▶ [RECORDED DATA]
+===+
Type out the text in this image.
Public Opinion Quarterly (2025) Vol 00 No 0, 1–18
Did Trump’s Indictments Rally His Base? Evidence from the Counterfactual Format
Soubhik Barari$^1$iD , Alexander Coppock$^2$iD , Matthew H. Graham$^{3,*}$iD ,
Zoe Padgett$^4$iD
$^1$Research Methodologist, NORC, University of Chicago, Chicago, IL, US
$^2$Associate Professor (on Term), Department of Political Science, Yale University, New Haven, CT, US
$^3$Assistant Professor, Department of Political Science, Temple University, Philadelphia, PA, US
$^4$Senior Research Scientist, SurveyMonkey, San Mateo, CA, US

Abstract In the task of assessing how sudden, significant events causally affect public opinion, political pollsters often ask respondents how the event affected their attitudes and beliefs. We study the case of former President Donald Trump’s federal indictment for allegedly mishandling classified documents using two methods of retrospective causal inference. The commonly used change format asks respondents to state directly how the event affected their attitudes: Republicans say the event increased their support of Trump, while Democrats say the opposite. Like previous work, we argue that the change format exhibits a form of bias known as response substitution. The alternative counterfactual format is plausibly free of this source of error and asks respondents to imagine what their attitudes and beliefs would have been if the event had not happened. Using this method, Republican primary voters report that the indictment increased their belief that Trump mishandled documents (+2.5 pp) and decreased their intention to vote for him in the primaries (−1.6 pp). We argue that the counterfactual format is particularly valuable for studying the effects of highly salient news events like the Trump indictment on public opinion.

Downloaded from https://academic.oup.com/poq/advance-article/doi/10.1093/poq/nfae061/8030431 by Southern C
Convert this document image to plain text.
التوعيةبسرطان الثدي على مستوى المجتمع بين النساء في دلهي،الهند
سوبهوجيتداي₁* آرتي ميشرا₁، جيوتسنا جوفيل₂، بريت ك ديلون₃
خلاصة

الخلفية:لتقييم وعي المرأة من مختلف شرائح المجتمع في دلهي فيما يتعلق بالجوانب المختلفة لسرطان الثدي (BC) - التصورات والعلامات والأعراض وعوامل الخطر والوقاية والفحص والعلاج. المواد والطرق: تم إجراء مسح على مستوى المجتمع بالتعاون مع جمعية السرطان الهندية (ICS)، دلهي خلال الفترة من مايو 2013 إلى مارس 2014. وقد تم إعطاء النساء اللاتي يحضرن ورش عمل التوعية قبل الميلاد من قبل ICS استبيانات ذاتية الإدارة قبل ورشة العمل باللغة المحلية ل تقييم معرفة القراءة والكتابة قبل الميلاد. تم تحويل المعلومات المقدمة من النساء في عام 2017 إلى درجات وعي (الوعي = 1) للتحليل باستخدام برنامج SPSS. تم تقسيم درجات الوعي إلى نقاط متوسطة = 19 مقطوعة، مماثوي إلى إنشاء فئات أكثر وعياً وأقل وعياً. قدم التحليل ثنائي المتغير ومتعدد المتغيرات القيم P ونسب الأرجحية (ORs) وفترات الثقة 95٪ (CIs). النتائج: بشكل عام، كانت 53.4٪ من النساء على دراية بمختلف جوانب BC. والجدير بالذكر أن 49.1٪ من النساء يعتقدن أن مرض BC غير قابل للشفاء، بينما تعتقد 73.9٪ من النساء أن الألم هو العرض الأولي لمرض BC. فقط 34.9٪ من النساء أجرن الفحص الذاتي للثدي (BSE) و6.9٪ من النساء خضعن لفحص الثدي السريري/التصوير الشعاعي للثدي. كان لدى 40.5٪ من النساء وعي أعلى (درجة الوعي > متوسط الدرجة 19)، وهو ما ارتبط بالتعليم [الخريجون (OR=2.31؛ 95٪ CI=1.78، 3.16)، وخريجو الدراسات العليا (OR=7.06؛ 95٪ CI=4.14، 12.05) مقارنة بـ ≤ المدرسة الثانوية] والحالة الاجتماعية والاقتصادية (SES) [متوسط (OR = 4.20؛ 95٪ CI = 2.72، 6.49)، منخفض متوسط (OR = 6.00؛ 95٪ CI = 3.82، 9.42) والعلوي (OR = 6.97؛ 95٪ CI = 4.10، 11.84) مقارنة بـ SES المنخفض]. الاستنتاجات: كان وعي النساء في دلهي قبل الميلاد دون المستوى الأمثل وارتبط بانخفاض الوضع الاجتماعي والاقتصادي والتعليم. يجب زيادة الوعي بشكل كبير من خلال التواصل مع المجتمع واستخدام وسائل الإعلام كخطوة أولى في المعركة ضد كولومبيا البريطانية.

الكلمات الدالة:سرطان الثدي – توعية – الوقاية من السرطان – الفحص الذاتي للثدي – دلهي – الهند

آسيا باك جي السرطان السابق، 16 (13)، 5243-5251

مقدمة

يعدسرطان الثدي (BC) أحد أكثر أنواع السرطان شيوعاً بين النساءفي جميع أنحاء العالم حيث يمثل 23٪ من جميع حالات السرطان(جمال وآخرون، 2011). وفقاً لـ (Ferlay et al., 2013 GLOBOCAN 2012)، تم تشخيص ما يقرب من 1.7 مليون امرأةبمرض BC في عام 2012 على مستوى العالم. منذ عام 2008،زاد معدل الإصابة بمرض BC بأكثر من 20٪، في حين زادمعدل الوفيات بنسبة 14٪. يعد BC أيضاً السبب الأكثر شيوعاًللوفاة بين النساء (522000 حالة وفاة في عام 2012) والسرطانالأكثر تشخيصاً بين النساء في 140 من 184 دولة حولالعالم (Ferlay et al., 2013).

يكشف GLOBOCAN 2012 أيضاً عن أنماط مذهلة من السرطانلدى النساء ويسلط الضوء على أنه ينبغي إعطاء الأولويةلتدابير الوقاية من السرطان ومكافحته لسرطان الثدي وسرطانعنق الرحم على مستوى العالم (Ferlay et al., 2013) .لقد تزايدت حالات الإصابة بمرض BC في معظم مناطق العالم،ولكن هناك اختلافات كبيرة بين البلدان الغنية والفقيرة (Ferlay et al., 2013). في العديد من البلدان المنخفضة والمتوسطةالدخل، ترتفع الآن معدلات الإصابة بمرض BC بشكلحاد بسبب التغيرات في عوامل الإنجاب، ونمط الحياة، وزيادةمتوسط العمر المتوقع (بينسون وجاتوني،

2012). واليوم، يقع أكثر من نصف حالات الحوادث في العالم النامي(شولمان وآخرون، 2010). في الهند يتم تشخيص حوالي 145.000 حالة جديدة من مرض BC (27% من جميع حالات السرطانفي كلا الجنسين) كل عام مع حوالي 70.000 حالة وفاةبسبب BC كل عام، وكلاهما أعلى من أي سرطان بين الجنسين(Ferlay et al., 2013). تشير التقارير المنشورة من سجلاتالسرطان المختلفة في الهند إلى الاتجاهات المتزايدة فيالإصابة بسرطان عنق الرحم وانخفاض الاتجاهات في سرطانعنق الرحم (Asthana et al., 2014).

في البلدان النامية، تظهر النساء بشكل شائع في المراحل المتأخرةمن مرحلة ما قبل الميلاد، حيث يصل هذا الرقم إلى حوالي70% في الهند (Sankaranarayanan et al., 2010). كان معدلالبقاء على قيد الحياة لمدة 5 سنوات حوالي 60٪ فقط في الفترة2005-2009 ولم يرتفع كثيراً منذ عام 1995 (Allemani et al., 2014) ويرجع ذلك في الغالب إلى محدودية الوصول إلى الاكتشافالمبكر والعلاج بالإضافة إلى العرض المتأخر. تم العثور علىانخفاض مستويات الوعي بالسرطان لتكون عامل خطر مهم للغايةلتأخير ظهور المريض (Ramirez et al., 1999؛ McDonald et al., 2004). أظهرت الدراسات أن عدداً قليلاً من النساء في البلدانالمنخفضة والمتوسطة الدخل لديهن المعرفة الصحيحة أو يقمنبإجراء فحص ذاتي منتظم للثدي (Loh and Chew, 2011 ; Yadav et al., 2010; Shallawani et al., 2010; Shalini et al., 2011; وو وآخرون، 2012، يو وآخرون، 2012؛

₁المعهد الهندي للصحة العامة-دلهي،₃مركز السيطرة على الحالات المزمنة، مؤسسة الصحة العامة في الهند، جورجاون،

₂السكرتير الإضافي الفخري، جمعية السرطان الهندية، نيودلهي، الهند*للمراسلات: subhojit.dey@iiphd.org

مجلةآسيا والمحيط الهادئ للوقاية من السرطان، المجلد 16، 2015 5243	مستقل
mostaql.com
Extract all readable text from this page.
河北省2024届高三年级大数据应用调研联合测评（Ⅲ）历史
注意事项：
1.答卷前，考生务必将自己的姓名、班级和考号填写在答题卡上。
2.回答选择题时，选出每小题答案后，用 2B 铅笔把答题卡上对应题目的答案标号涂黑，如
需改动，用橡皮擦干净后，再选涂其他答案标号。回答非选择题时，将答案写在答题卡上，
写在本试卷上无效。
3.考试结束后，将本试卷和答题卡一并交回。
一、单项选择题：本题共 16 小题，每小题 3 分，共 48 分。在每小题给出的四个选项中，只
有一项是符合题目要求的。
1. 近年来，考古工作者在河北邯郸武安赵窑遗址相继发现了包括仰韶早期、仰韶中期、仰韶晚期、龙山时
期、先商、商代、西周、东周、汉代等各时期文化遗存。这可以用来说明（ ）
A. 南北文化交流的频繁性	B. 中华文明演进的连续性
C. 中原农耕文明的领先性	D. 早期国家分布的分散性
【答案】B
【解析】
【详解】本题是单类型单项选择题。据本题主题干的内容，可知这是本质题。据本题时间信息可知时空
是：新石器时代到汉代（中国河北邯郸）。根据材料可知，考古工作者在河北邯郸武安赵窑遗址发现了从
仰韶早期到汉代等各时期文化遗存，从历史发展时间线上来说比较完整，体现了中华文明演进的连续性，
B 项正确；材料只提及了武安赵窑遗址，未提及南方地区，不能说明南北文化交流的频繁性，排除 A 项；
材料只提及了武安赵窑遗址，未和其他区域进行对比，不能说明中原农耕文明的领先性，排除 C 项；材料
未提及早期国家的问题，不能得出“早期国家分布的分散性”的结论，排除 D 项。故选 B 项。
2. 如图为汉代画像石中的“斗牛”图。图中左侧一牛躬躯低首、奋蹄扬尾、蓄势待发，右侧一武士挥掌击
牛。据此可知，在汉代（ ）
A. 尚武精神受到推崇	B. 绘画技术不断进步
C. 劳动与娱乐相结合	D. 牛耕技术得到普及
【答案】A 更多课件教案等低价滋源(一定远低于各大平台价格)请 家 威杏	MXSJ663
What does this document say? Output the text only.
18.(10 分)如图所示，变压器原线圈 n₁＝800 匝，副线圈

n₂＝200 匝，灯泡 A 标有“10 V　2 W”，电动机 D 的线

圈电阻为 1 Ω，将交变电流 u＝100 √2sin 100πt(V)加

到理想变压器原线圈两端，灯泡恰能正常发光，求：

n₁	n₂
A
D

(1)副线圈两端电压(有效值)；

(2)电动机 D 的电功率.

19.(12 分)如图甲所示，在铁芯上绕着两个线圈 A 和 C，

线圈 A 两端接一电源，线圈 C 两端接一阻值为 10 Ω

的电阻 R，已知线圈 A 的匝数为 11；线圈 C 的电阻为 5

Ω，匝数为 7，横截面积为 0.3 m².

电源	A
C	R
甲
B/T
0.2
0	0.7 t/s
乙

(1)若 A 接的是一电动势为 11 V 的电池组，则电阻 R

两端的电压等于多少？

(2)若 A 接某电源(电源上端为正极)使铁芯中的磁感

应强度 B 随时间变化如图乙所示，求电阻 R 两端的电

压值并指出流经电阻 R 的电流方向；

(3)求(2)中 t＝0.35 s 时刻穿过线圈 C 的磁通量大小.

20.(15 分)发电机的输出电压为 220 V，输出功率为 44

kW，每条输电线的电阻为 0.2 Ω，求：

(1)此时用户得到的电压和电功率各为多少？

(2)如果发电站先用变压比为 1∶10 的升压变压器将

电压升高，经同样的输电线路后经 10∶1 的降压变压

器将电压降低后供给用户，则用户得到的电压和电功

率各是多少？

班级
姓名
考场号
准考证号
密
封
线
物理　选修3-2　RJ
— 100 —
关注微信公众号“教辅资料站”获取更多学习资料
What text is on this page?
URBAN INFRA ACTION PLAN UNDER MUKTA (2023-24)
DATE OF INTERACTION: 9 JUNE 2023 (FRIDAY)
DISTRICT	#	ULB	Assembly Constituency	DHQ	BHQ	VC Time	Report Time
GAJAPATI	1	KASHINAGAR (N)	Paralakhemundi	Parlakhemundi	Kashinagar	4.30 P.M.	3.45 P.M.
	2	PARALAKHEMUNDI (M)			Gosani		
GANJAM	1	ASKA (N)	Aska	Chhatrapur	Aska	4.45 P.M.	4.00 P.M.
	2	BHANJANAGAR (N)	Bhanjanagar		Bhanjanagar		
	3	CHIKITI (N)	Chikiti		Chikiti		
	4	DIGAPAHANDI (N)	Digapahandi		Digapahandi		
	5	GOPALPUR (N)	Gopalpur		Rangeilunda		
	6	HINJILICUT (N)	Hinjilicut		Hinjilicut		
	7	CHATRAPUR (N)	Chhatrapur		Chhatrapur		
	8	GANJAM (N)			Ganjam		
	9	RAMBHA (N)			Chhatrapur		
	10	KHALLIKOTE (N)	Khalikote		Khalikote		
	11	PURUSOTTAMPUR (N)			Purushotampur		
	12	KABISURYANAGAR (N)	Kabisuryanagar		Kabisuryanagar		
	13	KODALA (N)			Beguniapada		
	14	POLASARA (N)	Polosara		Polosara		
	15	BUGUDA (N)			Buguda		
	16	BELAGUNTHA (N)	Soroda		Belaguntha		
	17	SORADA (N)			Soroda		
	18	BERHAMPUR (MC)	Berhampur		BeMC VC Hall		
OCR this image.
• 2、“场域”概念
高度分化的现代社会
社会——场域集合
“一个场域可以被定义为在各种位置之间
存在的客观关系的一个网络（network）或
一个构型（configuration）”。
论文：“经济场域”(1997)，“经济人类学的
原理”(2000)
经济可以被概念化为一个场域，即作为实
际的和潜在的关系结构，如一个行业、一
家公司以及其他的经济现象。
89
+===+
▶ [DO THIS] Determine the number of lines in these entries that contain the word "Research", and write only that number.

▶ [EXERCISE OUTPUT] 2